⟨

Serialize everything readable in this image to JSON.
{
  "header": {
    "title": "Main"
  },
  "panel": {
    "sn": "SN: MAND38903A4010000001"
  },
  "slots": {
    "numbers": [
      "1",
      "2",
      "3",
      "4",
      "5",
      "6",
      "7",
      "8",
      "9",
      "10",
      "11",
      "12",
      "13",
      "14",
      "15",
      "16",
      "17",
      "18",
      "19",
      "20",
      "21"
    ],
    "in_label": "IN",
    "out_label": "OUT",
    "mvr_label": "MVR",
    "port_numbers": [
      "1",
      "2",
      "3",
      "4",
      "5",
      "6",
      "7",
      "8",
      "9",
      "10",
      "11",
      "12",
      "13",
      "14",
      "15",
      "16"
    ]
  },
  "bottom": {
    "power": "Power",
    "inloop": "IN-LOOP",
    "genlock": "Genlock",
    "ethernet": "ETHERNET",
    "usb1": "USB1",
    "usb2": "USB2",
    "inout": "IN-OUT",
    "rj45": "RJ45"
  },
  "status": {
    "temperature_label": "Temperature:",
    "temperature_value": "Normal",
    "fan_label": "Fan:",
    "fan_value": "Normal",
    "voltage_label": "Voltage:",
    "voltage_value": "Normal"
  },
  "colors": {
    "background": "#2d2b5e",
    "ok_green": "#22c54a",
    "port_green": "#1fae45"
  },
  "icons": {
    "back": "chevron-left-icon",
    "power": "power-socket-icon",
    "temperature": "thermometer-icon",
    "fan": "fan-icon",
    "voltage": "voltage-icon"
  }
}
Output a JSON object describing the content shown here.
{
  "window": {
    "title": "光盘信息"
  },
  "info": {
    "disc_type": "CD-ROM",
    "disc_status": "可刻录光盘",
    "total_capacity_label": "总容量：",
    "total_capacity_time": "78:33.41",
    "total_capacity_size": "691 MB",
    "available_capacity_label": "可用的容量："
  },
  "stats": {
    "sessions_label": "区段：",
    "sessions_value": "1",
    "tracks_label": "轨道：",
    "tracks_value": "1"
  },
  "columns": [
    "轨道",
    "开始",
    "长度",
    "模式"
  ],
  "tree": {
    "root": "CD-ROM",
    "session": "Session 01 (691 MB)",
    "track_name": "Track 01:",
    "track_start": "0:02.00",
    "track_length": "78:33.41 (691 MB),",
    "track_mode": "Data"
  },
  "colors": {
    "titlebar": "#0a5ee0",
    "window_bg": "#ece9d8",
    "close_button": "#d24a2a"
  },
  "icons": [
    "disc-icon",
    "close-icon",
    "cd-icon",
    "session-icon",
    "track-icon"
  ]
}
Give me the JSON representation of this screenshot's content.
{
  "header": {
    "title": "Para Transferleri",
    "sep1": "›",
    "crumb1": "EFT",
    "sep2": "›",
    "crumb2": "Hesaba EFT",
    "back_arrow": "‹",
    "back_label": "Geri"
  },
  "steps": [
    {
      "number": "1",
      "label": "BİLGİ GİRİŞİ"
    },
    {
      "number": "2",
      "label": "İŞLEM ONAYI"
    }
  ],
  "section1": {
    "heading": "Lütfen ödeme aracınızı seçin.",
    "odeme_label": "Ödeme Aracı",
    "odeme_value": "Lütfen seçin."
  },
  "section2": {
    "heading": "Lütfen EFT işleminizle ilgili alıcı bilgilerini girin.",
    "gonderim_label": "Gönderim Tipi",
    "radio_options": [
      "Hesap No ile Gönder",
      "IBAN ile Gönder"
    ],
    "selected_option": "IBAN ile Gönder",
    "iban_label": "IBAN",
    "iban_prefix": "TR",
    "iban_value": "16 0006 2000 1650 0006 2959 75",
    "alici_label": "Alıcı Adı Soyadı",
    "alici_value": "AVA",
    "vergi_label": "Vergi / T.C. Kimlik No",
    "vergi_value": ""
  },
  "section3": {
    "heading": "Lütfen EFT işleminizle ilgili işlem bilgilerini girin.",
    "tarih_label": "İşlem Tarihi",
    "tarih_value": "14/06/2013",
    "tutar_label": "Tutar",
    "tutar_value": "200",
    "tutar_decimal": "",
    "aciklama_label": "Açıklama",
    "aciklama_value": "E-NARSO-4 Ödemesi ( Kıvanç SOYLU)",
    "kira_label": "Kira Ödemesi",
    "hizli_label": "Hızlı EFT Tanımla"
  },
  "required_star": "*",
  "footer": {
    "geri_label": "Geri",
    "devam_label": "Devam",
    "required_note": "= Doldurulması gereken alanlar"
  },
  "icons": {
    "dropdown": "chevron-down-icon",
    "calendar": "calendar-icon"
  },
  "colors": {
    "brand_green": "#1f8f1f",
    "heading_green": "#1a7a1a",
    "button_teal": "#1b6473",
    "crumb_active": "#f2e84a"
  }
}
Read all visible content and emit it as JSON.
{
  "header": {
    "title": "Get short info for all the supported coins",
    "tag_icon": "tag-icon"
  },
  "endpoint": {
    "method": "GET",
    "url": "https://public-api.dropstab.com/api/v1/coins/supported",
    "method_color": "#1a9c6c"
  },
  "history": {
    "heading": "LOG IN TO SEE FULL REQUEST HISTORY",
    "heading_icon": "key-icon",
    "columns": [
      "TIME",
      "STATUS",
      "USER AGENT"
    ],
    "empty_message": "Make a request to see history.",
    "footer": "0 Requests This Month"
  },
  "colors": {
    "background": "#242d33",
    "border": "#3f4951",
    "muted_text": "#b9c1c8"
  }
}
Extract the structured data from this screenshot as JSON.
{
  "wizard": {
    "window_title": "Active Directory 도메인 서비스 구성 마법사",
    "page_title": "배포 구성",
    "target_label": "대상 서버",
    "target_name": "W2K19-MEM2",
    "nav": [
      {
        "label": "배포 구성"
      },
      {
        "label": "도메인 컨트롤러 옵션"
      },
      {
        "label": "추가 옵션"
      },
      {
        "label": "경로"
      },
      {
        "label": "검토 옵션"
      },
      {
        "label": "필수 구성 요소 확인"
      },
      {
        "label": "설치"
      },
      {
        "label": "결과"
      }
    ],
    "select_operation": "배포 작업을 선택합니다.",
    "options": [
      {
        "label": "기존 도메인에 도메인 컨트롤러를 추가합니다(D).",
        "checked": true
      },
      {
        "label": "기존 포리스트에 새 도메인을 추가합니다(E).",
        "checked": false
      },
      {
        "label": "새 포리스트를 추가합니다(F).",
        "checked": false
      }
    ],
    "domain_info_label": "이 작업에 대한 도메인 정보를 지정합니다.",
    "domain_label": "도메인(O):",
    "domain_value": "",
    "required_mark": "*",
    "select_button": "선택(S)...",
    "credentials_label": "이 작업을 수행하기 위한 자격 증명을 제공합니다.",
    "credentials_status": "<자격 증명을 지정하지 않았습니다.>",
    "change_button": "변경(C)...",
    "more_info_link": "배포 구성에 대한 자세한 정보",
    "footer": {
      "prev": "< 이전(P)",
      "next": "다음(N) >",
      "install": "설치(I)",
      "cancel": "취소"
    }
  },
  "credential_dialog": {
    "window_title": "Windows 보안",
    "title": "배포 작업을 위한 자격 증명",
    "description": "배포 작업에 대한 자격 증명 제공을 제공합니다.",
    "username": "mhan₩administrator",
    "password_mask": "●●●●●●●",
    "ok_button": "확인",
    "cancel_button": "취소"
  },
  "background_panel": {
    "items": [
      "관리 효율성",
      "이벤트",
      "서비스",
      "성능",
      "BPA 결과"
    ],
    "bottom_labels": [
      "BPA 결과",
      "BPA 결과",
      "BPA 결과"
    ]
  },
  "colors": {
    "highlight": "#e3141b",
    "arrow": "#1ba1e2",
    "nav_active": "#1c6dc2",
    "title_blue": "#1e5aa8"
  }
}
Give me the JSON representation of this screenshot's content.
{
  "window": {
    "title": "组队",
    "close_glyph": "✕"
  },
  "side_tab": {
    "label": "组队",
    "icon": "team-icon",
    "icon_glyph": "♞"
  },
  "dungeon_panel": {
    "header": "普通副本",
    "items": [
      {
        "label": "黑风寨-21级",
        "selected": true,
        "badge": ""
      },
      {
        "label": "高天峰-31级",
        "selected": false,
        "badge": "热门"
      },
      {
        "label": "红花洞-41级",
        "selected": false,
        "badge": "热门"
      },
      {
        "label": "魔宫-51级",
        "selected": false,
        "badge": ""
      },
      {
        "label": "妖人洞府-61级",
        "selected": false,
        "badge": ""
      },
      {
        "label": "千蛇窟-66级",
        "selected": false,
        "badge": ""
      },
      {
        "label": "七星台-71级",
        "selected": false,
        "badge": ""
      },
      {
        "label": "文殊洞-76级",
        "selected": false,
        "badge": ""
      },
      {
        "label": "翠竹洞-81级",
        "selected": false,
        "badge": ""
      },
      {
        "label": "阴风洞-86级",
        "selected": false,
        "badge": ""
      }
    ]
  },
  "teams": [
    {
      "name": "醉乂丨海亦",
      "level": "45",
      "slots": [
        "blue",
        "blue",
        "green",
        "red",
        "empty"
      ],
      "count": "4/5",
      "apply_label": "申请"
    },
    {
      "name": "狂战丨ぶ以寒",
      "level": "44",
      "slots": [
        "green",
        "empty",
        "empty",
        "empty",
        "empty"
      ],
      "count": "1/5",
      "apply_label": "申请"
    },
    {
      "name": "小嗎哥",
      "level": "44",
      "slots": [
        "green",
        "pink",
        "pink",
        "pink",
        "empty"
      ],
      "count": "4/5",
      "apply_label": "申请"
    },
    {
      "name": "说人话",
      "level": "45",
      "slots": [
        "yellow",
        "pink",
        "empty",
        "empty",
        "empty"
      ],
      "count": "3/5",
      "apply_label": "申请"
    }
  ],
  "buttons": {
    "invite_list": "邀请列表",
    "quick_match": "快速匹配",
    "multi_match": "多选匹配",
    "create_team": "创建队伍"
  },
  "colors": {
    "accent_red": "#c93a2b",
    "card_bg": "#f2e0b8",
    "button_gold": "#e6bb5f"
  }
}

⟩

**Written instruction:**
Return every line from the records above that holds the word "ilgili".

**Task solution:**
    "heading": "Lütfen EFT işleminizle ilgili alıcı bilgilerini girin.",
    "heading": "Lütfen EFT işleminizle ilgili işlem bilgilerini girin.",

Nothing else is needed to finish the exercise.